EXERCISE OBJECTIVE — Which lines below hold the word "clearance"? Report each one.

(Data records)
— START —
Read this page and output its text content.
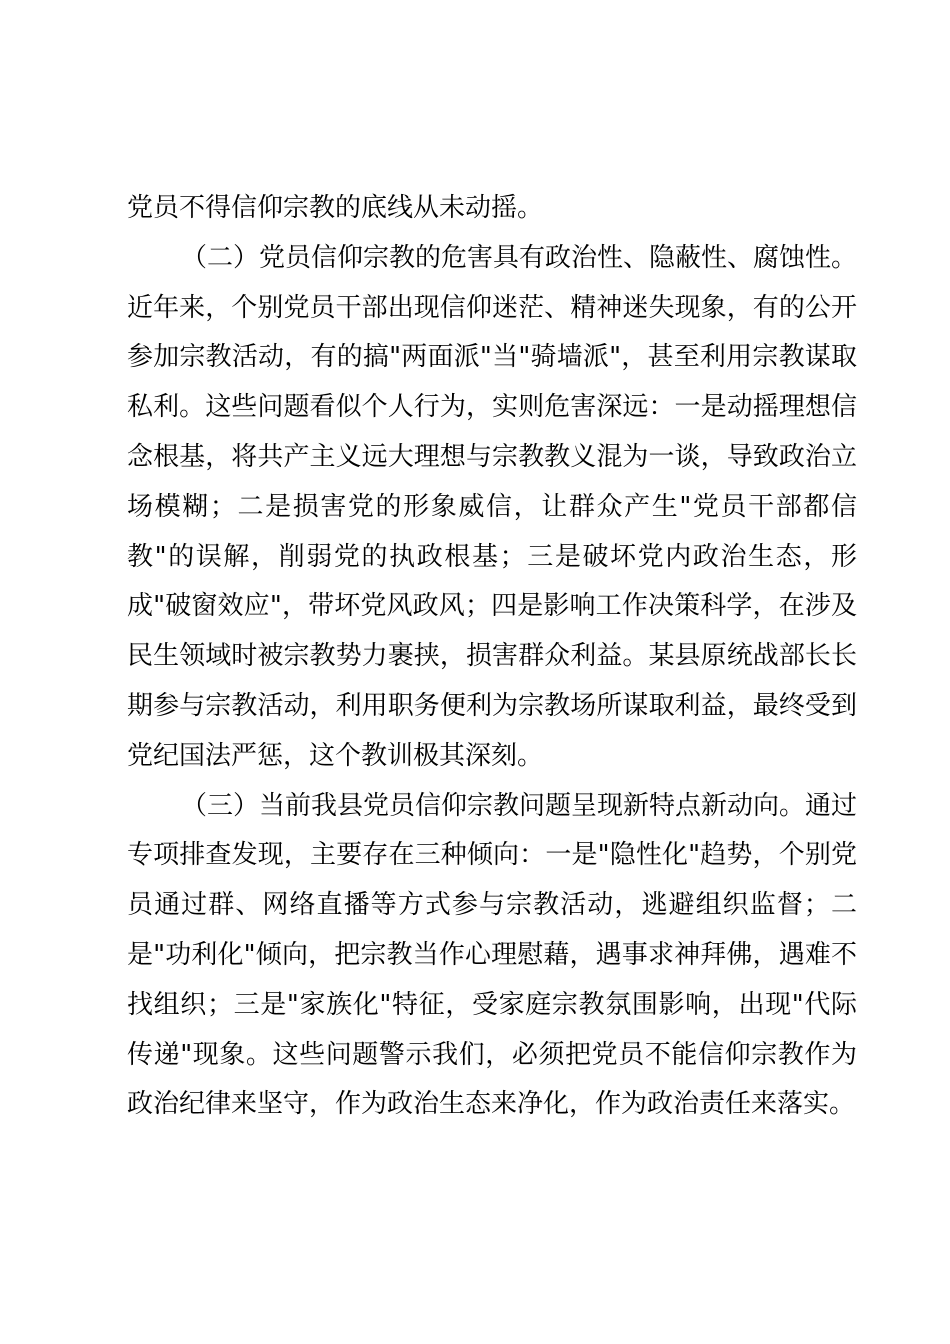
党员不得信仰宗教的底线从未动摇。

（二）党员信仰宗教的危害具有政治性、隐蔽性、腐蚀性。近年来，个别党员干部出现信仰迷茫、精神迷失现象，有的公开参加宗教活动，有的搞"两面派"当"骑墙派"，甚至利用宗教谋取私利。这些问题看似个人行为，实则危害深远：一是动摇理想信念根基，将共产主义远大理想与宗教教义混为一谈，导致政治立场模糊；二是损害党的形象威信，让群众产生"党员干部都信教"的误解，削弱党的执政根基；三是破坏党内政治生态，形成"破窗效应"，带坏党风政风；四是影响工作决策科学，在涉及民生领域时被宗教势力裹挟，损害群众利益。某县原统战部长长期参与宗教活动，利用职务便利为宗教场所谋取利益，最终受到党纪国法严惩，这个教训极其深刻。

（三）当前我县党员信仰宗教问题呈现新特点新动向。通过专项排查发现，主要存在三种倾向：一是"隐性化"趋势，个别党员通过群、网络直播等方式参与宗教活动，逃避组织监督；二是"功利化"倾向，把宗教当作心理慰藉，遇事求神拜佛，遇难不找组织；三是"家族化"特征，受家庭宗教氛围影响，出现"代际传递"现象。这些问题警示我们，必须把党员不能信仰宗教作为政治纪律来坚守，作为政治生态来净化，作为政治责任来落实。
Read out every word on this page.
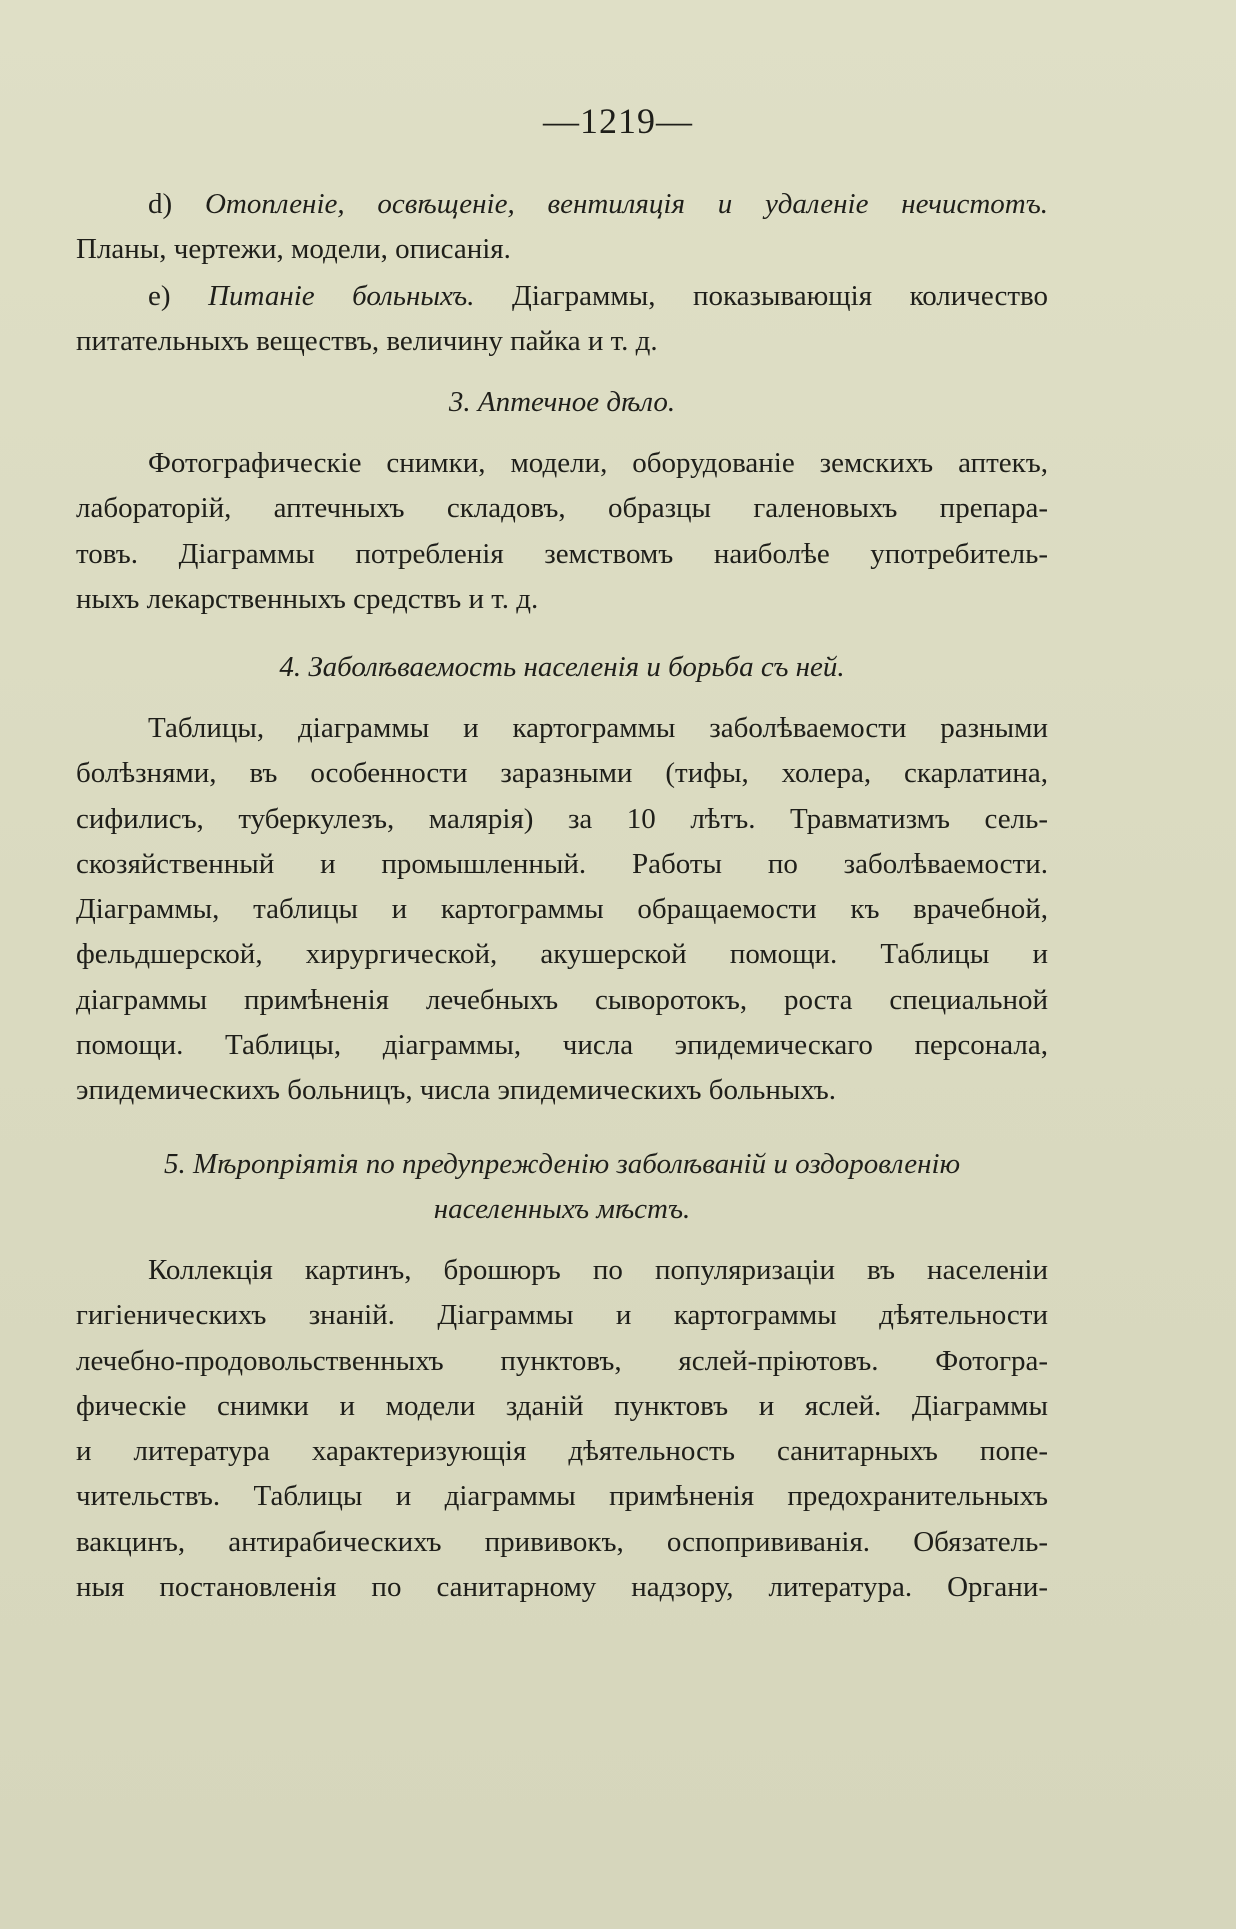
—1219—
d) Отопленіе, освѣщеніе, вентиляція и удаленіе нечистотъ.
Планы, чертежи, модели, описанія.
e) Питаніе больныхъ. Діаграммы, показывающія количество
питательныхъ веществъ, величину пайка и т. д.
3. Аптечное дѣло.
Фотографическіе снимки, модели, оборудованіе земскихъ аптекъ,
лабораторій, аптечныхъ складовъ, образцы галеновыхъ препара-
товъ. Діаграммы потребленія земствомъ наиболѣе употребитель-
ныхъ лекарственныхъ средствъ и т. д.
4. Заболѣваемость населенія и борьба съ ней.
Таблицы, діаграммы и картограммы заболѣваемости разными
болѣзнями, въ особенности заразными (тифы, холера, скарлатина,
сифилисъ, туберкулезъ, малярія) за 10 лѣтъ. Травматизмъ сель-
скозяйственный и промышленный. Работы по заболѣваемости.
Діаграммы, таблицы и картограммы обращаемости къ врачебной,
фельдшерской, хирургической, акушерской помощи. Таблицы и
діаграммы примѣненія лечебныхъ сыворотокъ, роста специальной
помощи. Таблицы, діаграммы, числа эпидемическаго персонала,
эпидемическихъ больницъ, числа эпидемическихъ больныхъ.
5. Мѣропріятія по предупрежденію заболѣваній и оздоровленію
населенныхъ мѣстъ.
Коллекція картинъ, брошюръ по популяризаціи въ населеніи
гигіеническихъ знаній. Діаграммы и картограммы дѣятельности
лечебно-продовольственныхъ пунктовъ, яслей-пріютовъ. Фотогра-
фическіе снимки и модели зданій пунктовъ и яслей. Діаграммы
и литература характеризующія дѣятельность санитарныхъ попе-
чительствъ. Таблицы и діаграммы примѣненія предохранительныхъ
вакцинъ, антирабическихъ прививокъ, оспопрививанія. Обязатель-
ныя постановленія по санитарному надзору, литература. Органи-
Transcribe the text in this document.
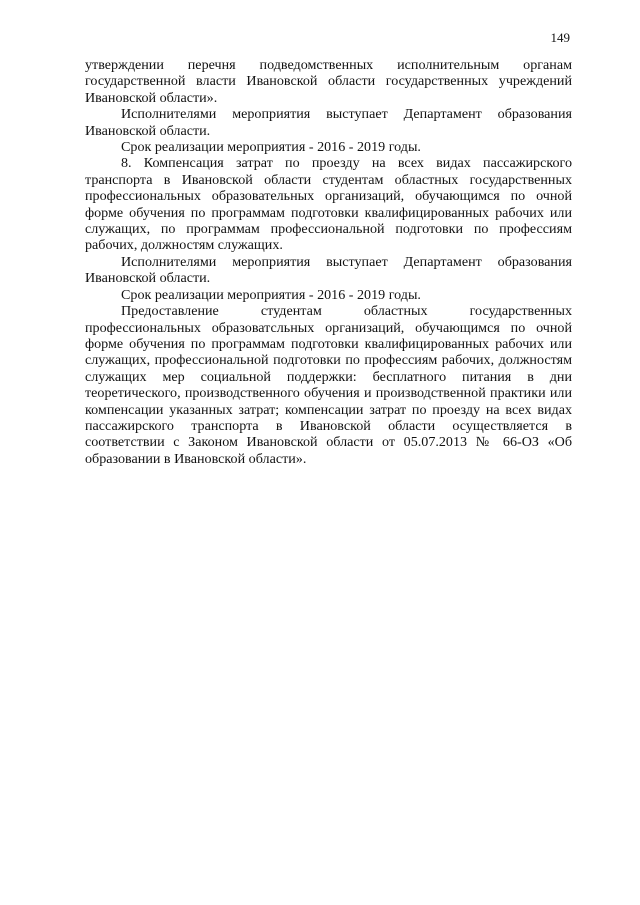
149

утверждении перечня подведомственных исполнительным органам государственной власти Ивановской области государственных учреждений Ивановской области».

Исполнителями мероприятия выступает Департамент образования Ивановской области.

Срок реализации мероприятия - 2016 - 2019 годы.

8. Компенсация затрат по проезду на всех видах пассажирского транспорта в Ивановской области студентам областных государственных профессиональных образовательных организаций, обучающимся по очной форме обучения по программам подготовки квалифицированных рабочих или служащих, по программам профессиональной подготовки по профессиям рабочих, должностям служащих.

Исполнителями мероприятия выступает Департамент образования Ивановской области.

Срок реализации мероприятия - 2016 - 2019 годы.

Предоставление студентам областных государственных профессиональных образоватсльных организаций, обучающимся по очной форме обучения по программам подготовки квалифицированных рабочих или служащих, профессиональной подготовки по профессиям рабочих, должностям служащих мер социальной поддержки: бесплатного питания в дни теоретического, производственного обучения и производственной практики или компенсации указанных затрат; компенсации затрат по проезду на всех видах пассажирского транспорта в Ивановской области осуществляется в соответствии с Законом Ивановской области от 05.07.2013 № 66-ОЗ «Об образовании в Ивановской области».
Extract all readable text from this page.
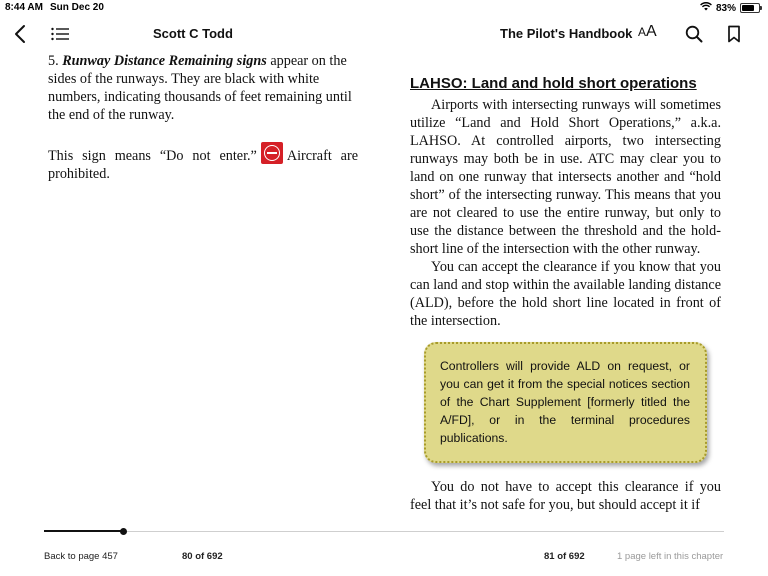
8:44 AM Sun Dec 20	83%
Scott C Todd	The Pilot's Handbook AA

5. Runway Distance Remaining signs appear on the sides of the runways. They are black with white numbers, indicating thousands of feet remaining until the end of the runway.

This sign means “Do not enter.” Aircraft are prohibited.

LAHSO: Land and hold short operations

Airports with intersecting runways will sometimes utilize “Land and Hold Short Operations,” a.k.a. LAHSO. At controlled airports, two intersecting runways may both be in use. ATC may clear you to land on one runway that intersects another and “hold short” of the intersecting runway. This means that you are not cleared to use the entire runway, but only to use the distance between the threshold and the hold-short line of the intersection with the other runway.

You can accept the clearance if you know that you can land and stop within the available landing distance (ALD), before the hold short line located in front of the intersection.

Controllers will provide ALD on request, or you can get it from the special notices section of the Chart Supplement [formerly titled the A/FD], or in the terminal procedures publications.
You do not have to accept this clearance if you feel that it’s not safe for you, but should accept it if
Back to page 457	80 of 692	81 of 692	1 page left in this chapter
— END —
RESPONSE BELOW —
You can accept the clearance if you know that you can land and stop within the available landing distance (ALD), before the hold short line located in front of the intersection.
You do not have to accept this clearance if you feel that it’s not safe for you, but should accept it if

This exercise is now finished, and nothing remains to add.